-- start of Provided entries --
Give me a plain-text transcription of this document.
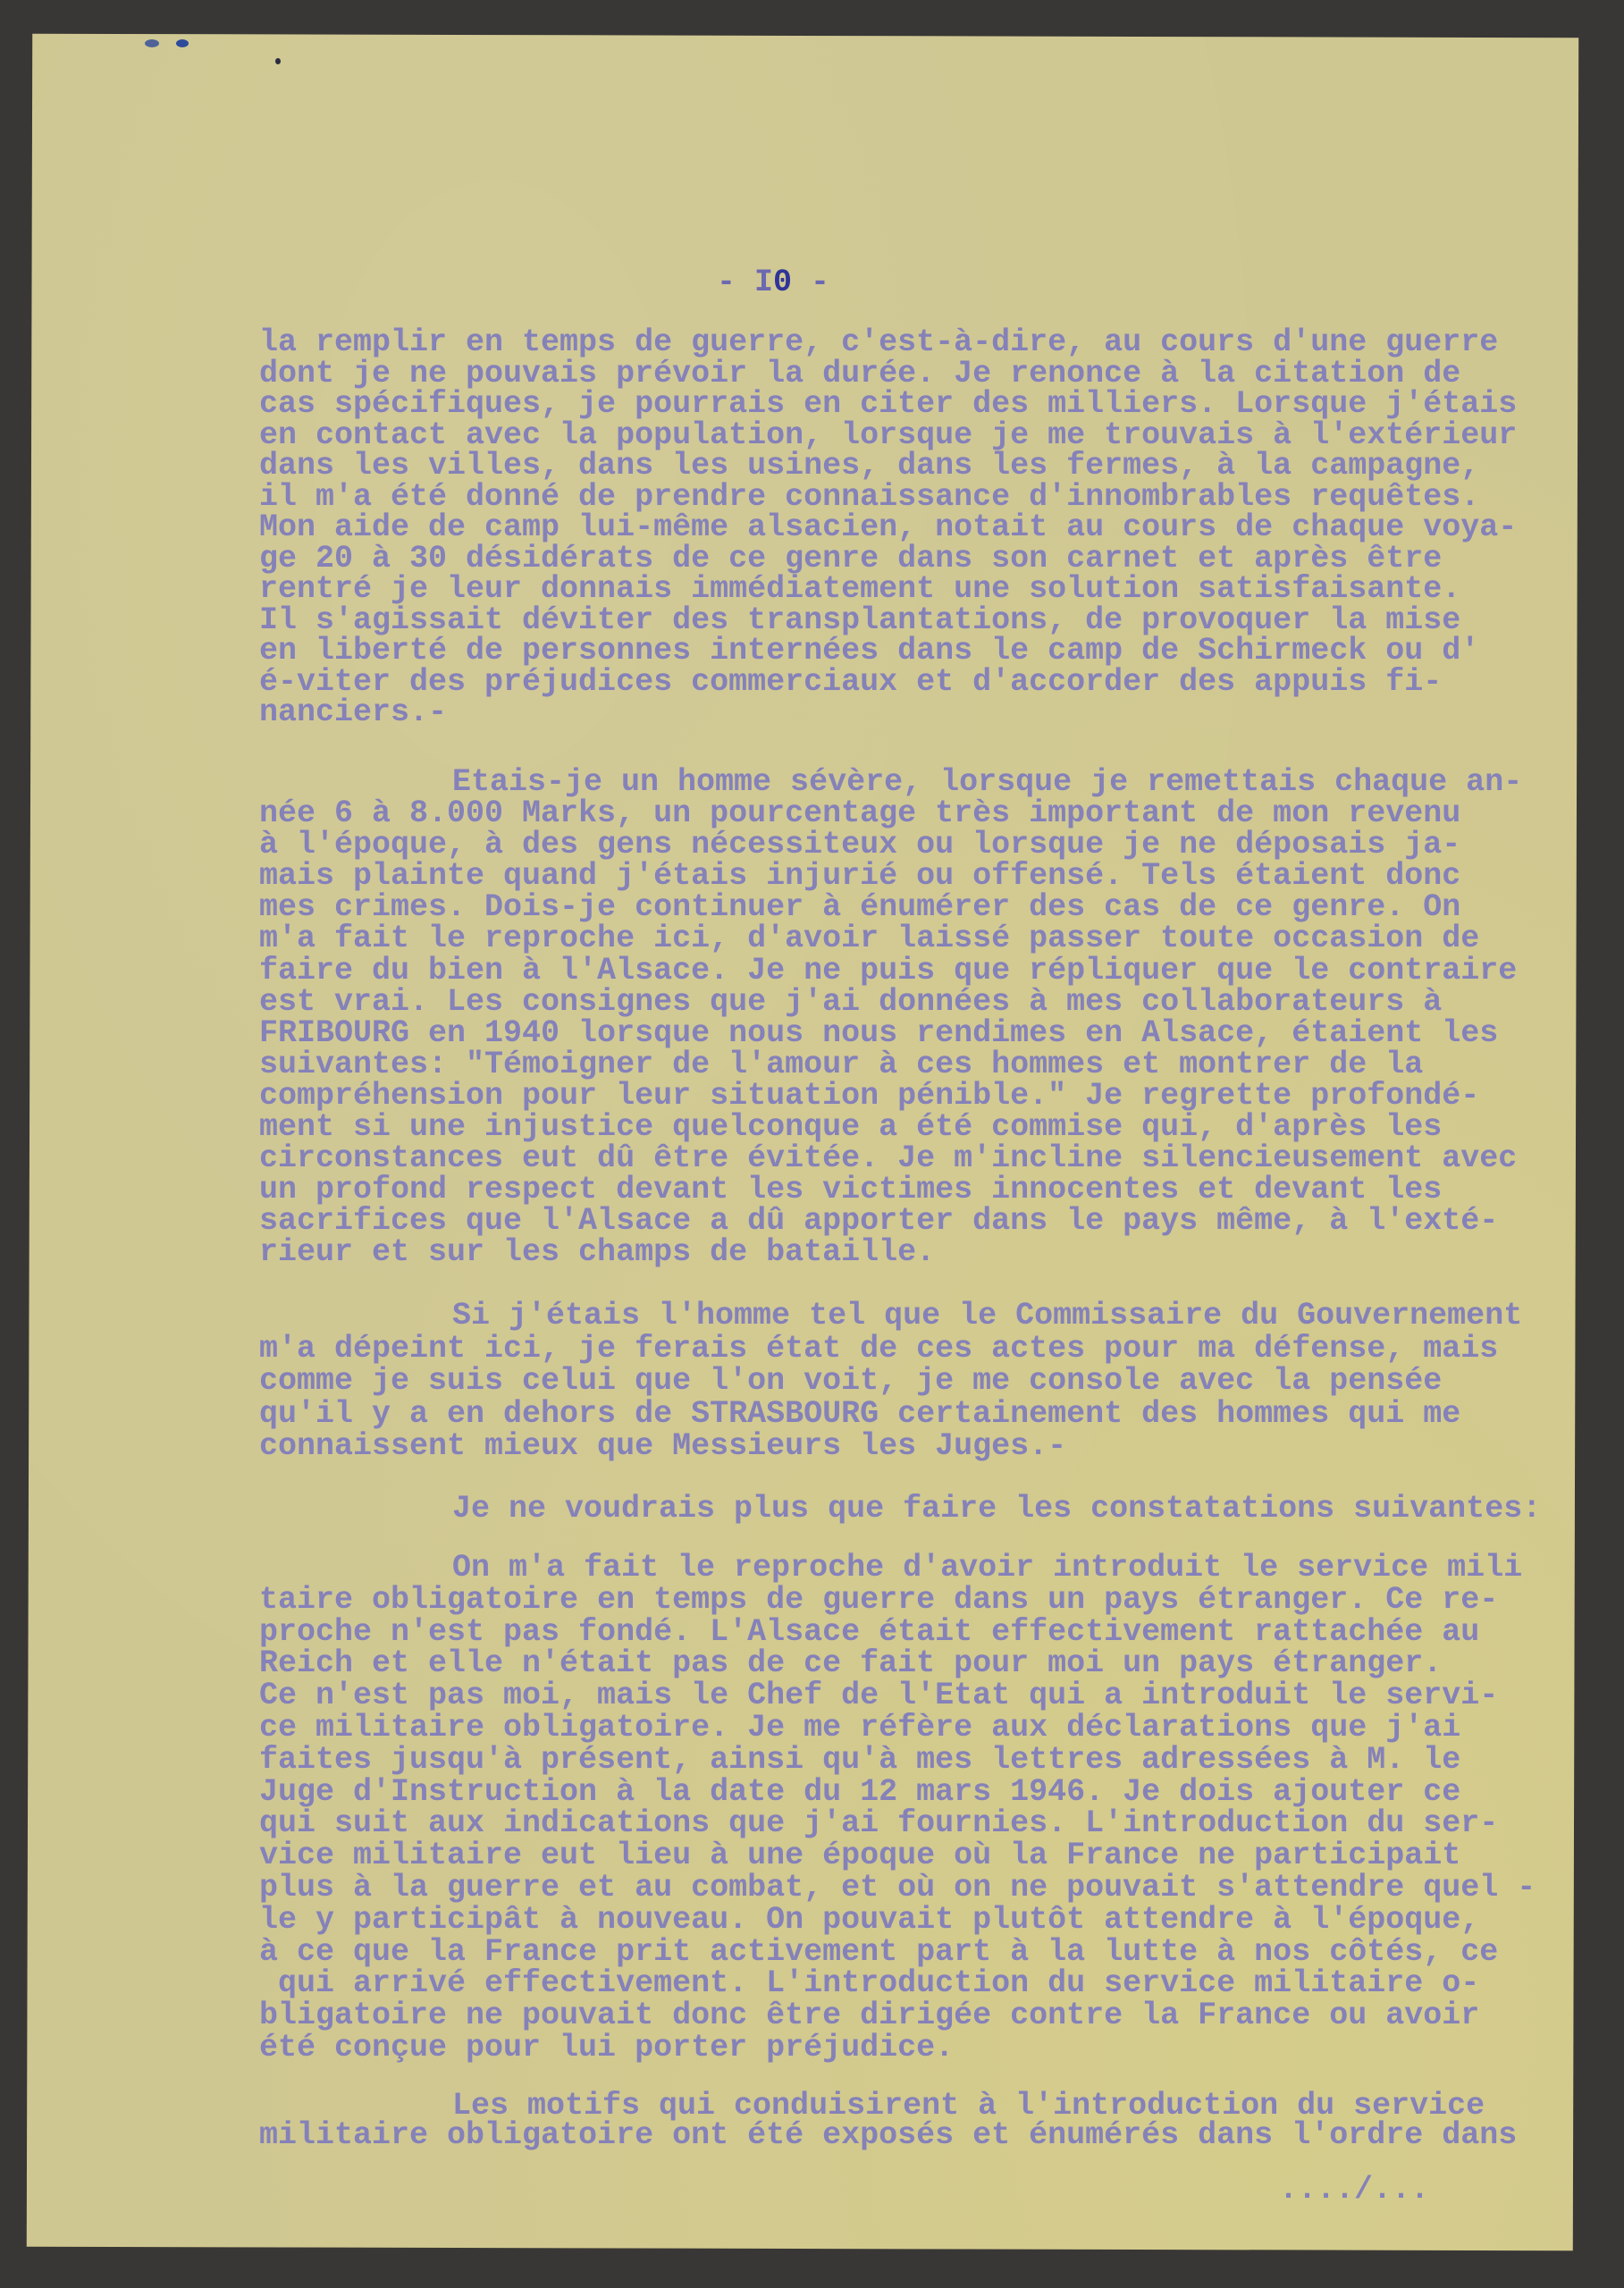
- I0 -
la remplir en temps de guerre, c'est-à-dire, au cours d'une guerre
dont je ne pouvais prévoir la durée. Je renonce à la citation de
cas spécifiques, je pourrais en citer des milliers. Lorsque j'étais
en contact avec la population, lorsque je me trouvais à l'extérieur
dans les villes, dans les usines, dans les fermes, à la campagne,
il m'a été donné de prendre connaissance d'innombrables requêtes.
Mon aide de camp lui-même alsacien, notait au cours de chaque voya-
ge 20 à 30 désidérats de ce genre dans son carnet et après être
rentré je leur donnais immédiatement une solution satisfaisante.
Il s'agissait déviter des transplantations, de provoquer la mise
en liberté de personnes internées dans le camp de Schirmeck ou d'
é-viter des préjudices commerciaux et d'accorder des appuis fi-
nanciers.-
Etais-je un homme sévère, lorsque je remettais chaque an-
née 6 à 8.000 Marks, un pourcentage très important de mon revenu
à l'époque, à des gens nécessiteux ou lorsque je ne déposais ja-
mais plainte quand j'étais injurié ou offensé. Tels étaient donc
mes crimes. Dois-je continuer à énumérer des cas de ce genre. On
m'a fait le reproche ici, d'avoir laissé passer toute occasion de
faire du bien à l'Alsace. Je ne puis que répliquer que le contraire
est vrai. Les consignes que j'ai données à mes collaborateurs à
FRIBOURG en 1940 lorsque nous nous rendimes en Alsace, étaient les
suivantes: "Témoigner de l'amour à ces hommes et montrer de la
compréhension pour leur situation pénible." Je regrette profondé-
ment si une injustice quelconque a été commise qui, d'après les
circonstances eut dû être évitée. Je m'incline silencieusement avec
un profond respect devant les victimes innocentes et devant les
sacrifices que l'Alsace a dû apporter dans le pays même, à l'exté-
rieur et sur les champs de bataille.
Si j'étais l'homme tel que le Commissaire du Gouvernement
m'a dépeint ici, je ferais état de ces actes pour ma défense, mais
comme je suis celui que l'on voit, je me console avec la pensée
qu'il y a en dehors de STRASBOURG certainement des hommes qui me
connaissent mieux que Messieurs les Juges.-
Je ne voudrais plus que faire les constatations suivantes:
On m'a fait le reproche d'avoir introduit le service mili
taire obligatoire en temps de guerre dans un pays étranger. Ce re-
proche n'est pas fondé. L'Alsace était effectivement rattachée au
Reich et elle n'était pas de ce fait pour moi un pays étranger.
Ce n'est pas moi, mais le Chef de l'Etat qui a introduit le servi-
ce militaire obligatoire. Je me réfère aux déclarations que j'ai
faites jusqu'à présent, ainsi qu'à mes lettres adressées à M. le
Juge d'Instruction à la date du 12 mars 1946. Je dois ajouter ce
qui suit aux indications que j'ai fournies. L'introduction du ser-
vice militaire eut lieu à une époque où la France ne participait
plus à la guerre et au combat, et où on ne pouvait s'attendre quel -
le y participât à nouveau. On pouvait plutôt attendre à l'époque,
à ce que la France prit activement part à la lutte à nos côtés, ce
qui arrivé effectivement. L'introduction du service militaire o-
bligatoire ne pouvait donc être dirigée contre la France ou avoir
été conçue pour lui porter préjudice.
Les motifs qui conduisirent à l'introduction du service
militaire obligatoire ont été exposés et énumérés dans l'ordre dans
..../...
-- end of Provided entries --
■ Problem details ■
Tell how many lines include "étranger". The number is the whole answer.

■ Solution for this task ■
2